#### [AIM]
Copy each line below in which the word "设计结构钢" occurs.

#### [SUPPLIED MATERIAL]
□ □ □ □ □ □ □
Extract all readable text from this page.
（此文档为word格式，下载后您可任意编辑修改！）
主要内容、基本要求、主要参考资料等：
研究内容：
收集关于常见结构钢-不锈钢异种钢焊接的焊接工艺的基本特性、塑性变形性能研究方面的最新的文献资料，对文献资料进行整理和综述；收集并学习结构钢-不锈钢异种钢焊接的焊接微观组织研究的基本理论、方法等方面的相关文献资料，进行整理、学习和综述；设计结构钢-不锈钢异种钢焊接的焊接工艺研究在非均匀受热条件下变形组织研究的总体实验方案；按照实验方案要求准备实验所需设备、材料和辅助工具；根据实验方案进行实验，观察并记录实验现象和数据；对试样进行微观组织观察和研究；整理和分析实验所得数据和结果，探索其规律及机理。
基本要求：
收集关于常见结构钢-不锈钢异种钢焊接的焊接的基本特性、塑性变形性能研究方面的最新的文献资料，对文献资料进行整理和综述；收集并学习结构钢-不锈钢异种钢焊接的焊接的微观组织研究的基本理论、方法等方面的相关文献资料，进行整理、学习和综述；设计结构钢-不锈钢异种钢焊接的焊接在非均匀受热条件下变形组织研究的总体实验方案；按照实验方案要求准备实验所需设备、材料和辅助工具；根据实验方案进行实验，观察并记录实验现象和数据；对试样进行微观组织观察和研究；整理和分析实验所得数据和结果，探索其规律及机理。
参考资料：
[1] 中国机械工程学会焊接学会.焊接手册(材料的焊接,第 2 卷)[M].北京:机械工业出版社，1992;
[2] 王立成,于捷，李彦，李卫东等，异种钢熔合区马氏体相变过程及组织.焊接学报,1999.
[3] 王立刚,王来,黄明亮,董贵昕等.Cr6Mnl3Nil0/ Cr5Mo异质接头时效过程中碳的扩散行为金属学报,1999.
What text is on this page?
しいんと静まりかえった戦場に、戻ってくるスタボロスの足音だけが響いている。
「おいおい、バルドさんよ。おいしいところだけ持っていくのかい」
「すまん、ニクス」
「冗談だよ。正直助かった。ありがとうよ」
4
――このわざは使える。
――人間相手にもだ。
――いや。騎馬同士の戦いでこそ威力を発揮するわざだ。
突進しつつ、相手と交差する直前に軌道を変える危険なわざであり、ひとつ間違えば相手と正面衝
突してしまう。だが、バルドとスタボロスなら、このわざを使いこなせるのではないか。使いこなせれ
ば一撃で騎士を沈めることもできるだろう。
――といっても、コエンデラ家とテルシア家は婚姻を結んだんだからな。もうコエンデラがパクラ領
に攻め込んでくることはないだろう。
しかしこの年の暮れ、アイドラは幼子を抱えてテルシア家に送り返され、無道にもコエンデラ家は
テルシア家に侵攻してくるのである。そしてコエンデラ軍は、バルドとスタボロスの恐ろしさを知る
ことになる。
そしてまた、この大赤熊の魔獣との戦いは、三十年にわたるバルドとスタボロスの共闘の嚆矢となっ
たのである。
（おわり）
□ □ □ □ □ □ □
#### [RESULT]
收集关于常见结构钢-不锈钢异种钢焊接的焊接工艺的基本特性、塑性变形性能研究方面的最新的文献资料，对文献资料进行整理和综述；收集并学习结构钢-不锈钢异种钢焊接的焊接微观组织研究的基本理论、方法等方面的相关文献资料，进行整理、学习和综述；设计结构钢-不锈钢异种钢焊接的焊接工艺研究在非均匀受热条件下变形组织研究的总体实验方案；按照实验方案要求准备实验所需设备、材料和辅助工具；根据实验方案进行实验，观察并记录实验现象和数据；对试样进行微观组织观察和研究；整理和分析实验所得数据和结果，探索其规律及机理。
收集关于常见结构钢-不锈钢异种钢焊接的焊接的基本特性、塑性变形性能研究方面的最新的文献资料，对文献资料进行整理和综述；收集并学习结构钢-不锈钢异种钢焊接的焊接的微观组织研究的基本理论、方法等方面的相关文献资料，进行整理、学习和综述；设计结构钢-不锈钢异种钢焊接的焊接在非均匀受热条件下变形组织研究的总体实验方案；按照实验方案要求准备实验所需设备、材料和辅助工具；根据实验方案进行实验，观察并记录实验现象和数据；对试样进行微观组织观察和研究；整理和分析实验所得数据和结果，探索其规律及机理。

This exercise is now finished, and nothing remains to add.